— Start Dataset content —

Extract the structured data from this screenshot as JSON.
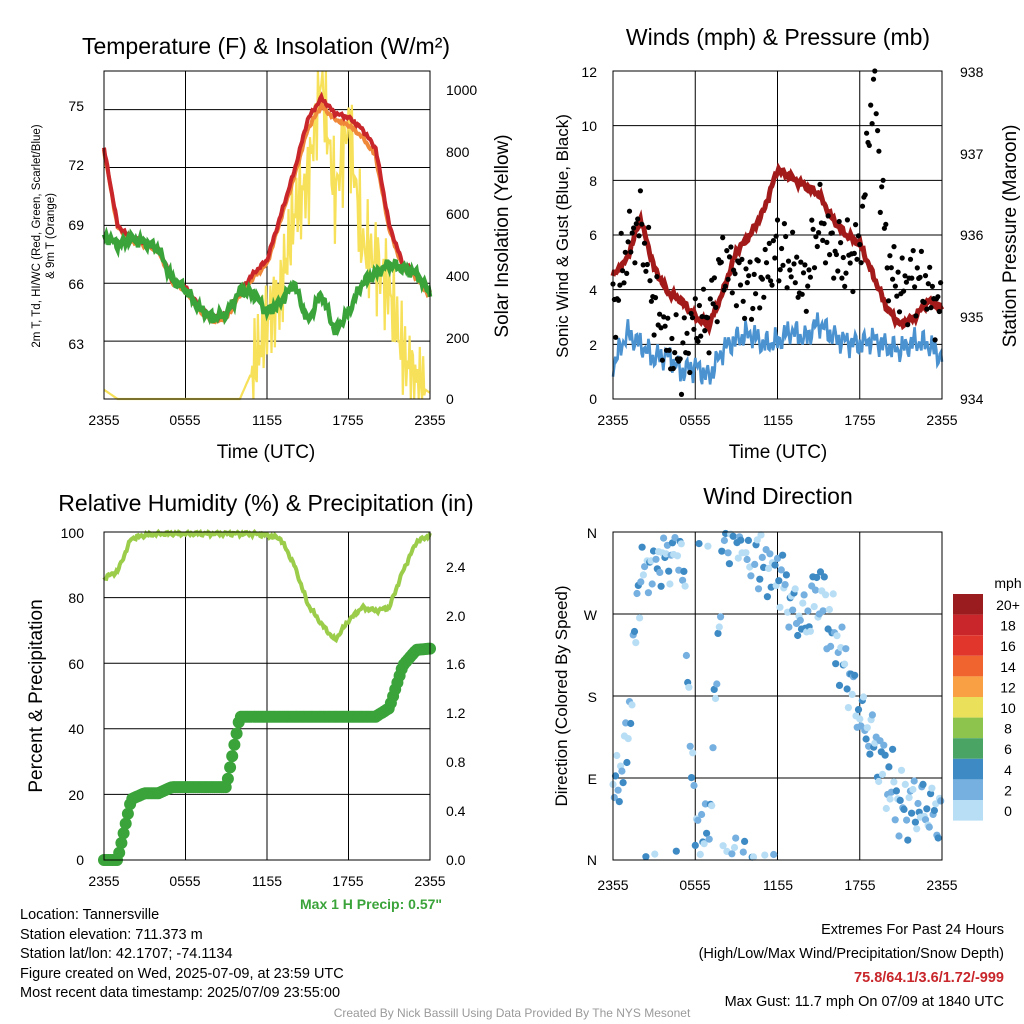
{
  "colors": {
    "temp_red": "#c8262a",
    "temp_orange": "#f0883a",
    "temp_green": "#3aa33a",
    "insolation": "#f7e15a",
    "wind_blue": "#4b92d0",
    "gust_black": "#000000",
    "pressure_maroon": "#a31a1a",
    "rh": "#9bcc4a",
    "precip": "#3aa33a",
    "scale_colors": [
      "#9b1c1f",
      "#c8262a",
      "#e0362b",
      "#f0642f",
      "#f9a044",
      "#ebe05a",
      "#8dc44e",
      "#4aa565",
      "#3d8ac4",
      "#76b0e0",
      "#b8def5"
    ]
  },
  "x_ticks": [
    "2355",
    "0555",
    "1155",
    "1755",
    "2355"
  ],
  "panels": {
    "temp": {
      "title": "Temperature (F) & Insolation (W/m²)",
      "ylabel_line1": "2m T, Td, HI/WC (Red, Green, Scarlet/Blue)",
      "ylabel_line2": "& 9m T (Orange)",
      "y2label": "Solar Insolation (Yellow)",
      "xlabel": "Time (UTC)",
      "yticks": [
        "75",
        "72",
        "69",
        "66",
        "63"
      ],
      "y2ticks": [
        "1000",
        "800",
        "600",
        "400",
        "200",
        "0"
      ]
    },
    "wind": {
      "title": "Winds (mph) & Pressure (mb)",
      "ylabel": "Sonic Wind & Gust (Blue, Black)",
      "y2label": "Station Pressure (Maroon)",
      "xlabel": "Time (UTC)",
      "yticks": [
        "12",
        "10",
        "8",
        "6",
        "4",
        "2",
        "0"
      ],
      "y2ticks": [
        "938",
        "937",
        "936",
        "935",
        "934"
      ]
    },
    "rh": {
      "title": "Relative Humidity (%) & Precipitation (in)",
      "ylabel": "Percent & Precipitation",
      "yticks": [
        "100",
        "80",
        "60",
        "40",
        "20",
        "0"
      ],
      "y2ticks": [
        "2.4",
        "2.0",
        "1.6",
        "1.2",
        "0.8",
        "0.4",
        "0.0"
      ],
      "max_precip": "Max 1 H Precip: 0.57\""
    },
    "dir": {
      "title": "Wind Direction",
      "ylabel": "Direction (Colored By Speed)",
      "yticks": [
        "N",
        "W",
        "S",
        "E",
        "N"
      ],
      "scale_title": "mph",
      "scale_labels": [
        "20+",
        "18",
        "16",
        "14",
        "12",
        "10",
        "8",
        "6",
        "4",
        "2",
        "0"
      ]
    }
  },
  "chart_data": [
    {
      "type": "line",
      "title": "Temperature (F) & Insolation (W/m²)",
      "xlabel": "Time (UTC)",
      "ylabel": "2m T, Td, HI/WC (Red, Green, Scarlet/Blue) & 9m T (Orange)",
      "y2label": "Solar Insolation (Yellow)",
      "x": [
        0,
        1,
        2,
        3,
        4,
        5,
        6,
        7,
        8,
        9,
        10,
        11,
        12,
        13,
        14,
        15,
        16,
        17,
        18,
        19,
        20,
        21,
        22,
        23,
        24
      ],
      "ylim": [
        60,
        77
      ],
      "y2lim": [
        0,
        1060
      ],
      "series": [
        {
          "name": "2m T",
          "axis": "left",
          "values": [
            73.0,
            69.0,
            68.3,
            68.1,
            67.8,
            66.2,
            65.8,
            64.8,
            64.2,
            64.4,
            65.6,
            66.5,
            67.2,
            69.5,
            71.8,
            74.5,
            75.6,
            74.8,
            74.6,
            74.0,
            73.0,
            69.0,
            67.0,
            66.5,
            65.5
          ]
        },
        {
          "name": "9m T",
          "axis": "left",
          "values": [
            72.9,
            68.9,
            68.2,
            68.0,
            67.7,
            66.1,
            65.6,
            64.6,
            64.0,
            64.2,
            65.4,
            66.3,
            67.0,
            69.3,
            71.5,
            74.0,
            75.2,
            74.5,
            74.2,
            73.6,
            72.6,
            68.8,
            66.8,
            66.3,
            65.3
          ]
        },
        {
          "name": "Td",
          "axis": "left",
          "values": [
            68.5,
            68.0,
            68.3,
            68.1,
            67.8,
            66.2,
            65.7,
            64.7,
            64.2,
            64.4,
            65.6,
            65.5,
            64.5,
            65.0,
            66.0,
            64.0,
            65.5,
            63.5,
            64.5,
            66.0,
            66.5,
            67.0,
            66.8,
            66.5,
            65.5
          ]
        },
        {
          "name": "Solar Insolation",
          "axis": "right",
          "values": [
            30,
            0,
            0,
            0,
            0,
            0,
            0,
            0,
            0,
            0,
            0,
            100,
            250,
            350,
            600,
            700,
            1050,
            650,
            900,
            500,
            450,
            350,
            150,
            50,
            20
          ]
        }
      ]
    },
    {
      "type": "line",
      "title": "Winds (mph) & Pressure (mb)",
      "xlabel": "Time (UTC)",
      "ylabel": "Sonic Wind & Gust (Blue, Black)",
      "y2label": "Station Pressure (Maroon)",
      "x": [
        0,
        1,
        2,
        3,
        4,
        5,
        6,
        7,
        8,
        9,
        10,
        11,
        12,
        13,
        14,
        15,
        16,
        17,
        18,
        19,
        20,
        21,
        22,
        23,
        24
      ],
      "ylim": [
        0,
        12
      ],
      "y2lim": [
        934,
        938
      ],
      "series": [
        {
          "name": "Sonic Wind",
          "axis": "left",
          "values": [
            1.2,
            2.4,
            2.0,
            1.5,
            1.6,
            1.0,
            1.2,
            0.8,
            1.8,
            2.2,
            2.4,
            2.0,
            2.1,
            2.5,
            2.2,
            2.8,
            2.3,
            2.1,
            2.0,
            2.2,
            1.9,
            1.8,
            2.1,
            2.0,
            1.5
          ]
        },
        {
          "name": "Gust",
          "axis": "left",
          "values": [
            3.0,
            5.5,
            6.5,
            3.5,
            2.0,
            1.5,
            2.8,
            3.0,
            5.0,
            4.5,
            4.0,
            4.5,
            5.5,
            5.0,
            4.0,
            6.5,
            5.5,
            5.0,
            5.5,
            11.7,
            5.0,
            4.0,
            4.5,
            4.0,
            3.0
          ]
        },
        {
          "name": "Station Pressure",
          "axis": "right",
          "values": [
            935.5,
            935.7,
            936.2,
            935.6,
            935.3,
            935.2,
            935.0,
            934.9,
            935.3,
            935.8,
            936.0,
            936.3,
            936.8,
            936.7,
            936.6,
            936.5,
            936.2,
            936.0,
            935.9,
            935.5,
            935.1,
            934.9,
            935.0,
            935.2,
            935.1
          ]
        }
      ]
    },
    {
      "type": "line",
      "title": "Relative Humidity (%) & Precipitation (in)",
      "ylabel": "Percent & Precipitation",
      "x": [
        0,
        1,
        2,
        3,
        4,
        5,
        6,
        7,
        8,
        9,
        10,
        11,
        12,
        13,
        14,
        15,
        16,
        17,
        18,
        19,
        20,
        21,
        22,
        23,
        24
      ],
      "ylim": [
        0,
        100
      ],
      "y2lim": [
        0,
        2.7
      ],
      "series": [
        {
          "name": "Relative Humidity",
          "axis": "left",
          "values": [
            86,
            88,
            98,
            99,
            99.5,
            99.5,
            99.5,
            99.5,
            99.5,
            99.5,
            99.5,
            99.5,
            99,
            98,
            90,
            78,
            72,
            67,
            73,
            77,
            76,
            77,
            88,
            97,
            99
          ]
        },
        {
          "name": "Precipitation",
          "axis": "right",
          "values": [
            0,
            0,
            0.5,
            0.55,
            0.55,
            0.6,
            0.6,
            0.6,
            0.6,
            0.6,
            1.18,
            1.18,
            1.18,
            1.18,
            1.18,
            1.18,
            1.18,
            1.18,
            1.18,
            1.18,
            1.18,
            1.25,
            1.6,
            1.73,
            1.74
          ]
        }
      ]
    },
    {
      "type": "scatter",
      "title": "Wind Direction",
      "ylabel": "Direction (Colored By Speed)",
      "x": [
        0,
        1,
        2,
        3,
        4,
        5,
        6,
        7,
        8,
        9,
        10,
        11,
        12,
        13,
        14,
        15,
        16,
        17,
        18,
        19,
        20,
        21,
        22,
        23,
        24
      ],
      "ylim": [
        0,
        360
      ],
      "series": [
        {
          "name": "Direction",
          "values": [
            70,
            120,
            320,
            330,
            330,
            350,
            30,
            20,
            350,
            360,
            340,
            330,
            320,
            280,
            260,
            300,
            250,
            210,
            160,
            130,
            90,
            60,
            60,
            55,
            50
          ]
        }
      ]
    }
  ],
  "footer": {
    "location": "Location: Tannersville",
    "elevation": "Station elevation: 711.373 m",
    "latlon": "Station lat/lon: 42.1707; -74.1134",
    "created": "Figure created on Wed, 2025-07-09, at 23:59 UTC",
    "recent": "Most recent data timestamp: 2025/07/09 23:55:00",
    "extremes_title": "Extremes For Past 24 Hours",
    "extremes_sub": "(High/Low/Max Wind/Precipitation/Snow Depth)",
    "extremes_values": "75.8/64.1/3.6/1.72/-999",
    "max_gust": "Max Gust: 11.7 mph On 07/09 at 1840 UTC",
    "credit": "Created By Nick Bassill Using Data Provided By The NYS Mesonet"
  }
}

— End Dataset content —

→ Aim: Where a line above contains the string "Station", copy that line.

→ Worked solution:
      "y2label": "Station Pressure (Maroon)",
      "y2label": "Station Pressure (Maroon)",
          "name": "Station Pressure",
    "elevation": "Station elevation: 711.373 m",
    "latlon": "Station lat/lon: 42.1707; -74.1134",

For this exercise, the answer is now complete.